_What is needed_.
Pick out every line of the entries below where "content" occurs, and copy those lines.

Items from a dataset
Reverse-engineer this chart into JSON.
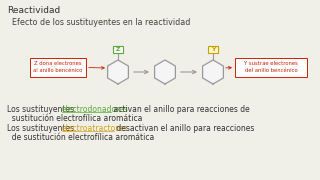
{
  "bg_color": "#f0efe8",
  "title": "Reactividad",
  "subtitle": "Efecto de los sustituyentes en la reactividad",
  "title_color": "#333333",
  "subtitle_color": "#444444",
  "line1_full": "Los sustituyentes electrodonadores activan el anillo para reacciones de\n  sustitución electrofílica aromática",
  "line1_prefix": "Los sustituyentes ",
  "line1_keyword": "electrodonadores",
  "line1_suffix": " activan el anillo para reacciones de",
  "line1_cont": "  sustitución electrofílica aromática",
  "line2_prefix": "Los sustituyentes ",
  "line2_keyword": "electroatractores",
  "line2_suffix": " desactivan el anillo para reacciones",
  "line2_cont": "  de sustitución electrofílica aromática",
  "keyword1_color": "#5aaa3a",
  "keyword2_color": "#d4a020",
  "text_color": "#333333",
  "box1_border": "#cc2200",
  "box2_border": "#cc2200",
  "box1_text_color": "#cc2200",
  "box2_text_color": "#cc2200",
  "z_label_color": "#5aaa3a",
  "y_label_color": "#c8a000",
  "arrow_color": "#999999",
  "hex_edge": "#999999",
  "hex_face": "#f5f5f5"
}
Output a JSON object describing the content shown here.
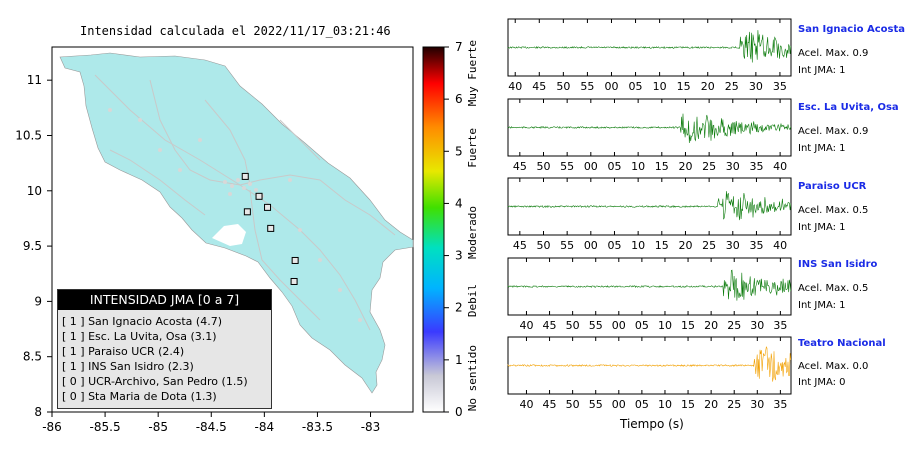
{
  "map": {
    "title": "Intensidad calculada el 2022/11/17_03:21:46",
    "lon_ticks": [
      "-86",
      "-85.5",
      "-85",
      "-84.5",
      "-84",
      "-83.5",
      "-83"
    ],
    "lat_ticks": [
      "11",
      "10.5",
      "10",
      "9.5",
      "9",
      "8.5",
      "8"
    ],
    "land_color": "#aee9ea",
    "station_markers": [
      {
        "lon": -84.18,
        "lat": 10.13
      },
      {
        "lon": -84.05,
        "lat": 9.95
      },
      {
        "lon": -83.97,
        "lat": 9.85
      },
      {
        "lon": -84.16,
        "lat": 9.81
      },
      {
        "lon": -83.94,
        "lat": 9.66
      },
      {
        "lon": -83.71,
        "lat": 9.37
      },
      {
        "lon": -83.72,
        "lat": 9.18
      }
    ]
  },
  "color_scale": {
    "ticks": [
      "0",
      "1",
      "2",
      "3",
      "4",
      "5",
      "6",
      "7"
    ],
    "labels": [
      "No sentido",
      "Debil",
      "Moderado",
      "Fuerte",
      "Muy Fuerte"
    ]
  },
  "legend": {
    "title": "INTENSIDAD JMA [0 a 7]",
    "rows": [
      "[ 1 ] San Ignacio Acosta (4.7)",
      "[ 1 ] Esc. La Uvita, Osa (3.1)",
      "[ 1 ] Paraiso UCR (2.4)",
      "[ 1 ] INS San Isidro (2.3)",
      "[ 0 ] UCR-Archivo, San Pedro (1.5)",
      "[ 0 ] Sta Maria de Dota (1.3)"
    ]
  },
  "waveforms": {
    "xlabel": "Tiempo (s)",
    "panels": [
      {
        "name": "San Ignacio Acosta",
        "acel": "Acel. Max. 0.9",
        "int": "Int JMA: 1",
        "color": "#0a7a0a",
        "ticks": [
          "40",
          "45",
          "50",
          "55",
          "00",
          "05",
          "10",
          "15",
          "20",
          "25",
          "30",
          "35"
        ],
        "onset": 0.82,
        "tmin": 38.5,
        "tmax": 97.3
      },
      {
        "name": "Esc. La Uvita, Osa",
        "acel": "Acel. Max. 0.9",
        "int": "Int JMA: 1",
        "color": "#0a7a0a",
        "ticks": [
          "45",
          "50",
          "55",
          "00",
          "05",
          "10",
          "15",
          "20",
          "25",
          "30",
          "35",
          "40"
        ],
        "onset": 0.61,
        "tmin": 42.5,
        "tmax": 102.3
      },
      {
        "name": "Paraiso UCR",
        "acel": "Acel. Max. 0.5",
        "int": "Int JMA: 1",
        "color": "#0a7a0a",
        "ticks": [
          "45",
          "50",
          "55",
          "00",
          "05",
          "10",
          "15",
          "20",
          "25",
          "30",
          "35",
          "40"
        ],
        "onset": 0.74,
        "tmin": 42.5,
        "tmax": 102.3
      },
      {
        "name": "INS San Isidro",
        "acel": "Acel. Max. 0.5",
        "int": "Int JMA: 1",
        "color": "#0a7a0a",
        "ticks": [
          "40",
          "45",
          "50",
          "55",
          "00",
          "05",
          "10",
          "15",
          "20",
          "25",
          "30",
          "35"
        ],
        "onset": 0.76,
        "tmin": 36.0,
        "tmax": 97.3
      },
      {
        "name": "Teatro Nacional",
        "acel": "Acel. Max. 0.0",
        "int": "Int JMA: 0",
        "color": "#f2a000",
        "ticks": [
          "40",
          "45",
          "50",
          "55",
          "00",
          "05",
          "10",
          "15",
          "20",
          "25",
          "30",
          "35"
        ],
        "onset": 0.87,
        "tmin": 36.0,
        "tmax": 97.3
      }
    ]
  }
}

--

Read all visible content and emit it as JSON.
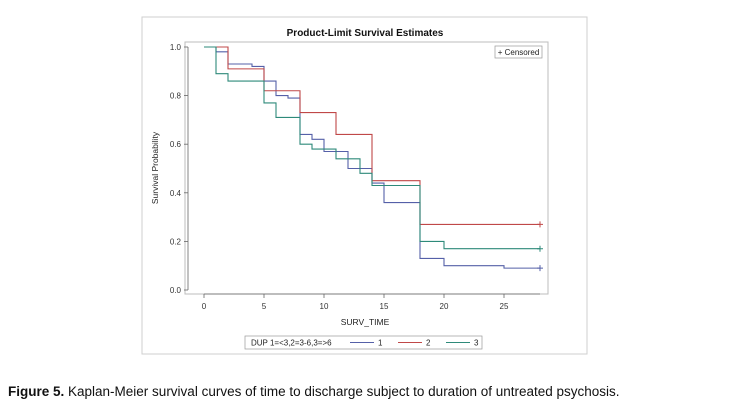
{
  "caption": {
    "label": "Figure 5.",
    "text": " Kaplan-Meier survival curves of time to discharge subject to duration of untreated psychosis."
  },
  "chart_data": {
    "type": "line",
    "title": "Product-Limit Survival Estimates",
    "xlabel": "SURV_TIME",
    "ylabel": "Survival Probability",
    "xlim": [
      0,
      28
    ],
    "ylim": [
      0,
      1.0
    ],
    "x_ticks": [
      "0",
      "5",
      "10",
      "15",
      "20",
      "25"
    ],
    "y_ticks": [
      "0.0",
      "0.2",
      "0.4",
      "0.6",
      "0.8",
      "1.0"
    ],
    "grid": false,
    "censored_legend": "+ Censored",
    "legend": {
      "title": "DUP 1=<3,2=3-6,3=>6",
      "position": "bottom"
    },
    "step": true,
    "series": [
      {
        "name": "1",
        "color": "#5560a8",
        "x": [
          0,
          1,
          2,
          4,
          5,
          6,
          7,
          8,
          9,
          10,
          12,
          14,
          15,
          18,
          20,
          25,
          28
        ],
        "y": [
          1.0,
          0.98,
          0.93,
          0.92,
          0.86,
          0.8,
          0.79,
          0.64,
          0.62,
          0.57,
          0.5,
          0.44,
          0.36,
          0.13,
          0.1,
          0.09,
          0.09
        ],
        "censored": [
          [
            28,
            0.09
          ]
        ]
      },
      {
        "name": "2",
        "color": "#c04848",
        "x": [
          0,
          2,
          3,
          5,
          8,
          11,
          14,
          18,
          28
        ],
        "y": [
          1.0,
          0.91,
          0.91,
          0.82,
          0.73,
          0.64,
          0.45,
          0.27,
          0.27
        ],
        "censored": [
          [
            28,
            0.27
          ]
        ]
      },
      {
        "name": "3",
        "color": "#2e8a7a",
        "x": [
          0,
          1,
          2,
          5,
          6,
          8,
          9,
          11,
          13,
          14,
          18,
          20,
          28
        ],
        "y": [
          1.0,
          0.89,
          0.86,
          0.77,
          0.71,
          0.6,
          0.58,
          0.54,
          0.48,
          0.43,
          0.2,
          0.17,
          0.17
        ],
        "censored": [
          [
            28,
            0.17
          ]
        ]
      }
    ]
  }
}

_Solution to this task_.
Output a JSON object describing the content shown here.
Read all visible content and emit it as JSON.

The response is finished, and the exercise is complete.